Records to process:

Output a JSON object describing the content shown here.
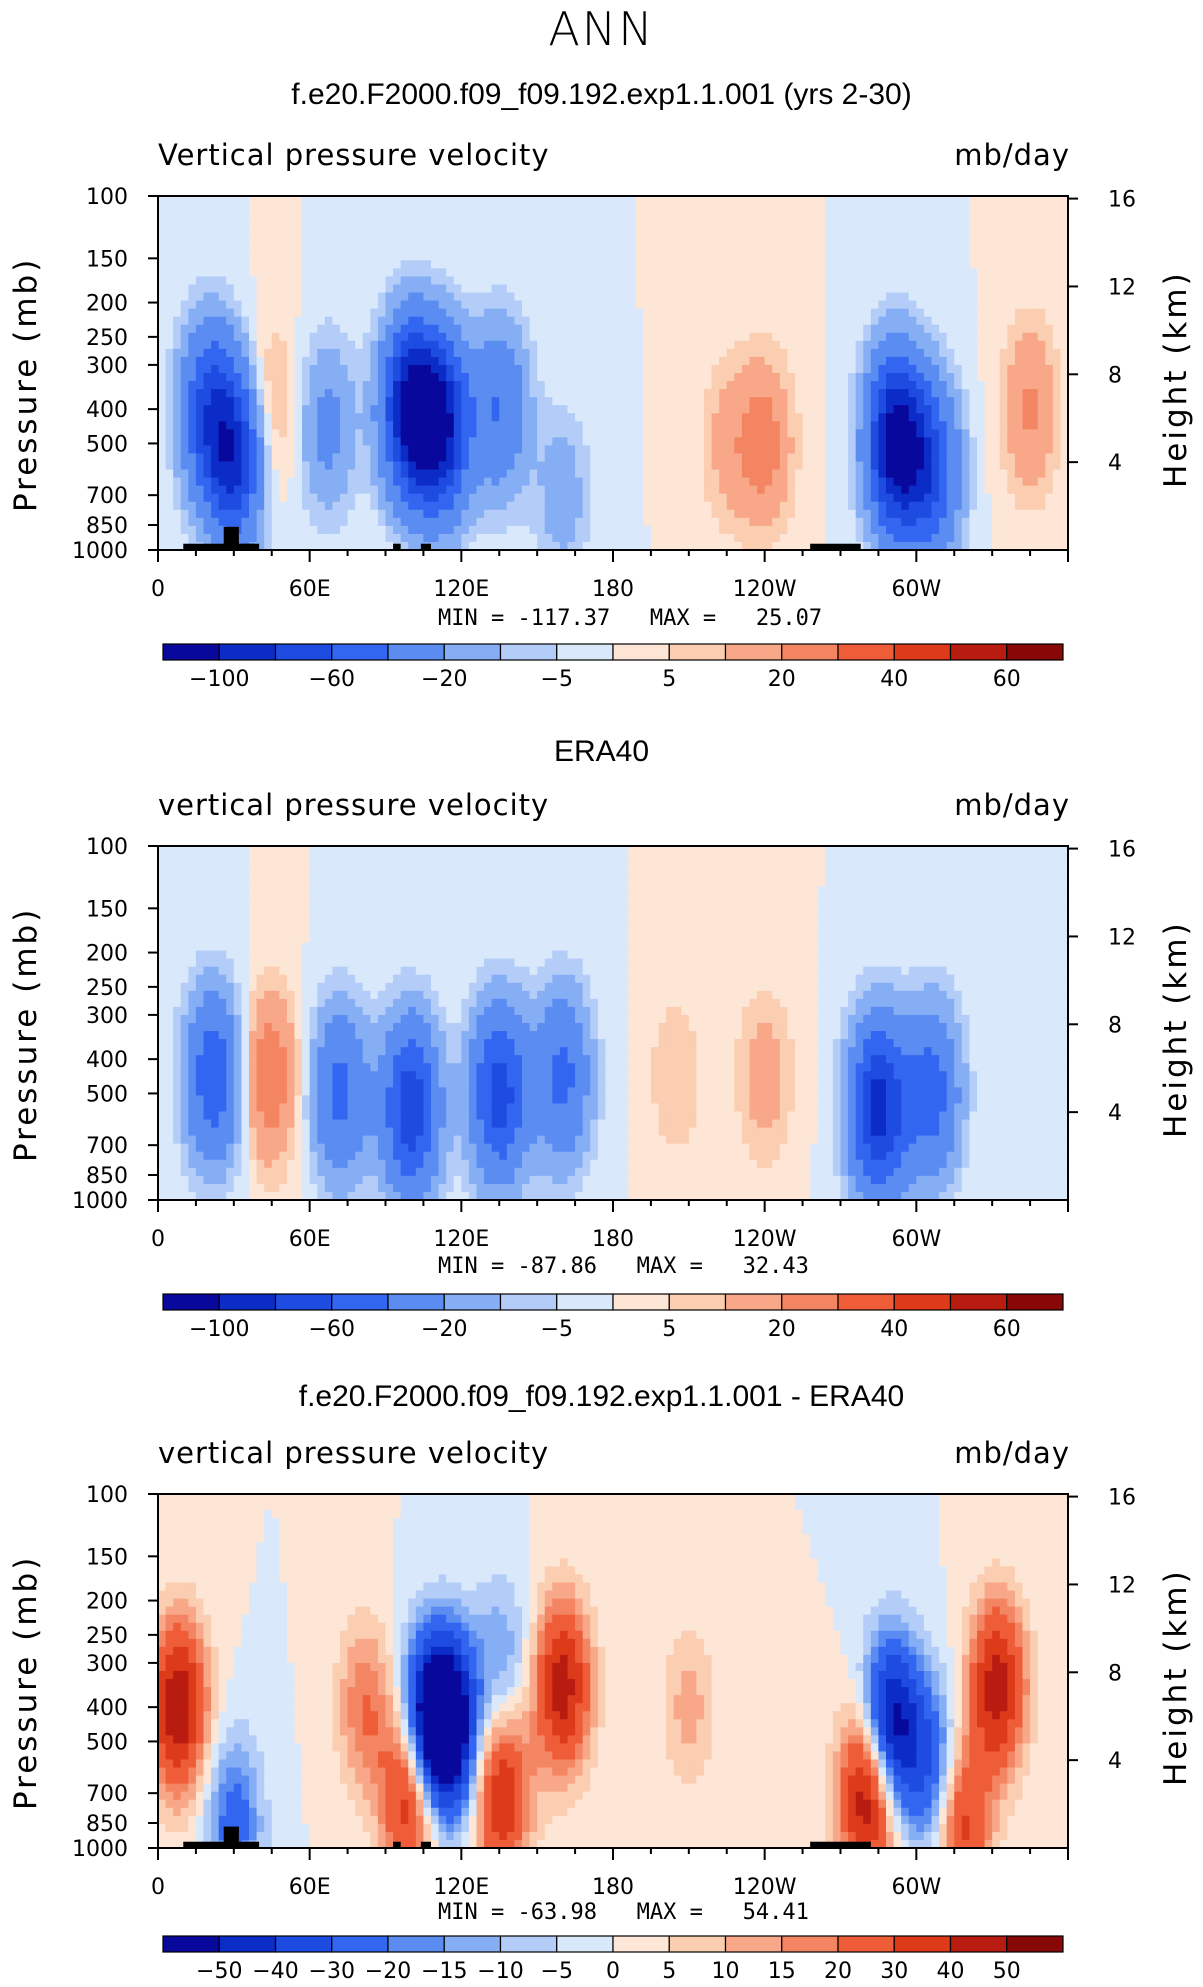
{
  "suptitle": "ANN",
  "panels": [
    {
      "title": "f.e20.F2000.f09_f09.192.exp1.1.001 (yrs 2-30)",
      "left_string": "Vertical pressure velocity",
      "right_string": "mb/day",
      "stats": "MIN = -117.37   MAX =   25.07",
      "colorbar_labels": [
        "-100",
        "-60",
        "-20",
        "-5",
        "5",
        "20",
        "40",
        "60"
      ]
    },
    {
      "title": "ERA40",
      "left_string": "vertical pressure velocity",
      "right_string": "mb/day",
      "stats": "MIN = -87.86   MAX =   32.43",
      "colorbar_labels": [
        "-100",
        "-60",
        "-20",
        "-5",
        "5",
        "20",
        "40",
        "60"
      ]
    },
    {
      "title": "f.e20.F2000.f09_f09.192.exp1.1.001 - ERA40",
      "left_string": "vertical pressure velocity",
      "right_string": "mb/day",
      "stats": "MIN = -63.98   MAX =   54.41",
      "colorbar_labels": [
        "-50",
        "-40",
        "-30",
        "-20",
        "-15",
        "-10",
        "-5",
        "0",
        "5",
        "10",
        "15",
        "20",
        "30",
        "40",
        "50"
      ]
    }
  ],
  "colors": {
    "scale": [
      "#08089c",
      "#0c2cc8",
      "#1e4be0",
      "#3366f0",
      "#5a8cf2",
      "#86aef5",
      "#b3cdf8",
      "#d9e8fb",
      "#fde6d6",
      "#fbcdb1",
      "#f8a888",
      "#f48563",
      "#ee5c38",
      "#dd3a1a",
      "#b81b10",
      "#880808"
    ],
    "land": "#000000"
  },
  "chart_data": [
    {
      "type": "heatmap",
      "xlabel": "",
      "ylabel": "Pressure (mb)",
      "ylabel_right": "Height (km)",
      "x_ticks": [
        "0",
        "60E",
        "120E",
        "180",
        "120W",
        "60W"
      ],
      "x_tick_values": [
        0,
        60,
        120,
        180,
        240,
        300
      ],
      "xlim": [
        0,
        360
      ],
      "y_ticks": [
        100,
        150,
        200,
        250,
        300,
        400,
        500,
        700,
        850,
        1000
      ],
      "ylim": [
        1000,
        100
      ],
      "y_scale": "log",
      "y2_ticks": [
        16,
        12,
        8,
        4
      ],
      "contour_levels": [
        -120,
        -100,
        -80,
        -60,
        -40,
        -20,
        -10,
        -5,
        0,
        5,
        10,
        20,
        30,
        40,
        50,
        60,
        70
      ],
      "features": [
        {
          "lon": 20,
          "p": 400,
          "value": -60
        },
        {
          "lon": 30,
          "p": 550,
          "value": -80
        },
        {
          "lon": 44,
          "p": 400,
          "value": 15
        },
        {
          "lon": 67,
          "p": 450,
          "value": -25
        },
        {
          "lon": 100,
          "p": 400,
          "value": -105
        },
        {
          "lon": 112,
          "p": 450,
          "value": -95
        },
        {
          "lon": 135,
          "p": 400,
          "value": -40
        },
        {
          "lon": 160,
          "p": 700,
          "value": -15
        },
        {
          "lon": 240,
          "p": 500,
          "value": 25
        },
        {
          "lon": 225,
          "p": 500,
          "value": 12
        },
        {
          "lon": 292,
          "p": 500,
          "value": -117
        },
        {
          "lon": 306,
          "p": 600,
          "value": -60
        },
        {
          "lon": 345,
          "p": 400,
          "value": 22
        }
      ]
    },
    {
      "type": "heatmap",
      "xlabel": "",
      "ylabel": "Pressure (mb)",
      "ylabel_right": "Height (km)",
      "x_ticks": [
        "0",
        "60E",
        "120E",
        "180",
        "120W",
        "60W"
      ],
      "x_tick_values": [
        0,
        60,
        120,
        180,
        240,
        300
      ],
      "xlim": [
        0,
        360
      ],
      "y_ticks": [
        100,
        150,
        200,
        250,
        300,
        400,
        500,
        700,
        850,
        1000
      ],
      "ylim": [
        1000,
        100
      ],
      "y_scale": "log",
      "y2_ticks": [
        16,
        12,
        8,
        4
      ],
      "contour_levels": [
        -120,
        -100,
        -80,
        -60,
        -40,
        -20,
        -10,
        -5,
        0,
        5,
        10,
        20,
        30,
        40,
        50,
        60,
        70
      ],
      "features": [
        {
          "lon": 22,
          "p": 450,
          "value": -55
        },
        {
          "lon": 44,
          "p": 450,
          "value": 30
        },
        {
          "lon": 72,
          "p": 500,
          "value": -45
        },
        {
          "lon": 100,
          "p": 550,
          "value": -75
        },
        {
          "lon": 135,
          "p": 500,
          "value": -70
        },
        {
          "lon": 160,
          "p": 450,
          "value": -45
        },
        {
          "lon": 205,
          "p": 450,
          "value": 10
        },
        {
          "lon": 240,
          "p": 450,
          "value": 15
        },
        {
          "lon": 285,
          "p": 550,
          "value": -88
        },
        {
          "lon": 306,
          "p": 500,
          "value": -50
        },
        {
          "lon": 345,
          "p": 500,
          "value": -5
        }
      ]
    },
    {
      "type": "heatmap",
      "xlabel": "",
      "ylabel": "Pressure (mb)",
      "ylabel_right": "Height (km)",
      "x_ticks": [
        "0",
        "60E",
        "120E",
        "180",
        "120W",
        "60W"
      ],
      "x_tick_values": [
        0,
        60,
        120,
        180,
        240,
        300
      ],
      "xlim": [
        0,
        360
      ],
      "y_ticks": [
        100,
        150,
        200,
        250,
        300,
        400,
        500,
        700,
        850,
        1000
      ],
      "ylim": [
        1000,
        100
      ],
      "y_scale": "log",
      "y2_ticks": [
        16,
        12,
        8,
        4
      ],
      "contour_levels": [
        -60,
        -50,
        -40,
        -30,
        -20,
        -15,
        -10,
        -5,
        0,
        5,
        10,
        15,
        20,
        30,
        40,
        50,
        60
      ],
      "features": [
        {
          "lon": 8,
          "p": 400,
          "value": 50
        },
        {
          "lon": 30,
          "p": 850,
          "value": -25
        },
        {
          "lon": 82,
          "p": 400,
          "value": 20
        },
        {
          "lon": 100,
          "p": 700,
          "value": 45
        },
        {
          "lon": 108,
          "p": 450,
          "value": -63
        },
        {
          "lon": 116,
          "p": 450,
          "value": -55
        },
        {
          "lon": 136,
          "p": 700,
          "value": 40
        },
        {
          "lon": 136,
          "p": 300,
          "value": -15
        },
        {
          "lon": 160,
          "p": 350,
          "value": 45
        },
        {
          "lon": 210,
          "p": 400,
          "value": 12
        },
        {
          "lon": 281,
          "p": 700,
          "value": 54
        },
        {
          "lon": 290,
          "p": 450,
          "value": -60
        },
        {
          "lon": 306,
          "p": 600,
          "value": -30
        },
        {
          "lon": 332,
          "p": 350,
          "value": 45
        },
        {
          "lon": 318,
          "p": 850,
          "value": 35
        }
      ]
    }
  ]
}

Aim of the exercise: Pictures are excluded; output everything else in the data verbatim.

Solved problem:
Output a JSON object describing the content shown here.
{
  "suptitle": "ANN",
  "panels": [
    {
      "title": "f.e20.F2000.f09_f09.192.exp1.1.001 (yrs 2-30)",
      "left_string": "Vertical pressure velocity",
      "right_string": "mb/day",
      "stats": "MIN = -117.37   MAX =   25.07",
      "colorbar_labels": [
        "-100",
        "-60",
        "-20",
        "-5",
        "5",
        "20",
        "40",
        "60"
      ]
    },
    {
      "title": "ERA40",
      "left_string": "vertical pressure velocity",
      "right_string": "mb/day",
      "stats": "MIN = -87.86   MAX =   32.43",
      "colorbar_labels": [
        "-100",
        "-60",
        "-20",
        "-5",
        "5",
        "20",
        "40",
        "60"
      ]
    },
    {
      "title": "f.e20.F2000.f09_f09.192.exp1.1.001 - ERA40",
      "left_string": "vertical pressure velocity",
      "right_string": "mb/day",
      "stats": "MIN = -63.98   MAX =   54.41",
      "colorbar_labels": [
        "-50",
        "-40",
        "-30",
        "-20",
        "-15",
        "-10",
        "-5",
        "0",
        "5",
        "10",
        "15",
        "20",
        "30",
        "40",
        "50"
      ]
    }
  ],
  "colors": {
    "scale": [
      "#08089c",
      "#0c2cc8",
      "#1e4be0",
      "#3366f0",
      "#5a8cf2",
      "#86aef5",
      "#b3cdf8",
      "#d9e8fb",
      "#fde6d6",
      "#fbcdb1",
      "#f8a888",
      "#f48563",
      "#ee5c38",
      "#dd3a1a",
      "#b81b10",
      "#880808"
    ],
    "land": "#000000"
  },
  "chart_data": [
    {
      "type": "heatmap",
      "xlabel": "",
      "ylabel": "Pressure (mb)",
      "ylabel_right": "Height (km)",
      "x_ticks": [
        "0",
        "60E",
        "120E",
        "180",
        "120W",
        "60W"
      ],
      "x_tick_values": [
        0,
        60,
        120,
        180,
        240,
        300
      ],
      "xlim": [
        0,
        360
      ],
      "y_ticks": [
        100,
        150,
        200,
        250,
        300,
        400,
        500,
        700,
        850,
        1000
      ],
      "ylim": [
        1000,
        100
      ],
      "y_scale": "log",
      "y2_ticks": [
        16,
        12,
        8,
        4
      ],
      "contour_levels": [
        -120,
        -100,
        -80,
        -60,
        -40,
        -20,
        -10,
        -5,
        0,
        5,
        10,
        20,
        30,
        40,
        50,
        60,
        70
      ],
      "features": [
        {
          "lon": 20,
          "p": 400,
          "value": -60
        },
        {
          "lon": 30,
          "p": 550,
          "value": -80
        },
        {
          "lon": 44,
          "p": 400,
          "value": 15
        },
        {
          "lon": 67,
          "p": 450,
          "value": -25
        },
        {
          "lon": 100,
          "p": 400,
          "value": -105
        },
        {
          "lon": 112,
          "p": 450,
          "value": -95
        },
        {
          "lon": 135,
          "p": 400,
          "value": -40
        },
        {
          "lon": 160,
          "p": 700,
          "value": -15
        },
        {
          "lon": 240,
          "p": 500,
          "value": 25
        },
        {
          "lon": 225,
          "p": 500,
          "value": 12
        },
        {
          "lon": 292,
          "p": 500,
          "value": -117
        },
        {
          "lon": 306,
          "p": 600,
          "value": -60
        },
        {
          "lon": 345,
          "p": 400,
          "value": 22
        }
      ]
    },
    {
      "type": "heatmap",
      "xlabel": "",
      "ylabel": "Pressure (mb)",
      "ylabel_right": "Height (km)",
      "x_ticks": [
        "0",
        "60E",
        "120E",
        "180",
        "120W",
        "60W"
      ],
      "x_tick_values": [
        0,
        60,
        120,
        180,
        240,
        300
      ],
      "xlim": [
        0,
        360
      ],
      "y_ticks": [
        100,
        150,
        200,
        250,
        300,
        400,
        500,
        700,
        850,
        1000
      ],
      "ylim": [
        1000,
        100
      ],
      "y_scale": "log",
      "y2_ticks": [
        16,
        12,
        8,
        4
      ],
      "contour_levels": [
        -120,
        -100,
        -80,
        -60,
        -40,
        -20,
        -10,
        -5,
        0,
        5,
        10,
        20,
        30,
        40,
        50,
        60,
        70
      ],
      "features": [
        {
          "lon": 22,
          "p": 450,
          "value": -55
        },
        {
          "lon": 44,
          "p": 450,
          "value": 30
        },
        {
          "lon": 72,
          "p": 500,
          "value": -45
        },
        {
          "lon": 100,
          "p": 550,
          "value": -75
        },
        {
          "lon": 135,
          "p": 500,
          "value": -70
        },
        {
          "lon": 160,
          "p": 450,
          "value": -45
        },
        {
          "lon": 205,
          "p": 450,
          "value": 10
        },
        {
          "lon": 240,
          "p": 450,
          "value": 15
        },
        {
          "lon": 285,
          "p": 550,
          "value": -88
        },
        {
          "lon": 306,
          "p": 500,
          "value": -50
        },
        {
          "lon": 345,
          "p": 500,
          "value": -5
        }
      ]
    },
    {
      "type": "heatmap",
      "xlabel": "",
      "ylabel": "Pressure (mb)",
      "ylabel_right": "Height (km)",
      "x_ticks": [
        "0",
        "60E",
        "120E",
        "180",
        "120W",
        "60W"
      ],
      "x_tick_values": [
        0,
        60,
        120,
        180,
        240,
        300
      ],
      "xlim": [
        0,
        360
      ],
      "y_ticks": [
        100,
        150,
        200,
        250,
        300,
        400,
        500,
        700,
        850,
        1000
      ],
      "ylim": [
        1000,
        100
      ],
      "y_scale": "log",
      "y2_ticks": [
        16,
        12,
        8,
        4
      ],
      "contour_levels": [
        -60,
        -50,
        -40,
        -30,
        -20,
        -15,
        -10,
        -5,
        0,
        5,
        10,
        15,
        20,
        30,
        40,
        50,
        60
      ],
      "features": [
        {
          "lon": 8,
          "p": 400,
          "value": 50
        },
        {
          "lon": 30,
          "p": 850,
          "value": -25
        },
        {
          "lon": 82,
          "p": 400,
          "value": 20
        },
        {
          "lon": 100,
          "p": 700,
          "value": 45
        },
        {
          "lon": 108,
          "p": 450,
          "value": -63
        },
        {
          "lon": 116,
          "p": 450,
          "value": -55
        },
        {
          "lon": 136,
          "p": 700,
          "value": 40
        },
        {
          "lon": 136,
          "p": 300,
          "value": -15
        },
        {
          "lon": 160,
          "p": 350,
          "value": 45
        },
        {
          "lon": 210,
          "p": 400,
          "value": 12
        },
        {
          "lon": 281,
          "p": 700,
          "value": 54
        },
        {
          "lon": 290,
          "p": 450,
          "value": -60
        },
        {
          "lon": 306,
          "p": 600,
          "value": -30
        },
        {
          "lon": 332,
          "p": 350,
          "value": 45
        },
        {
          "lon": 318,
          "p": 850,
          "value": 35
        }
      ]
    }
  ]
}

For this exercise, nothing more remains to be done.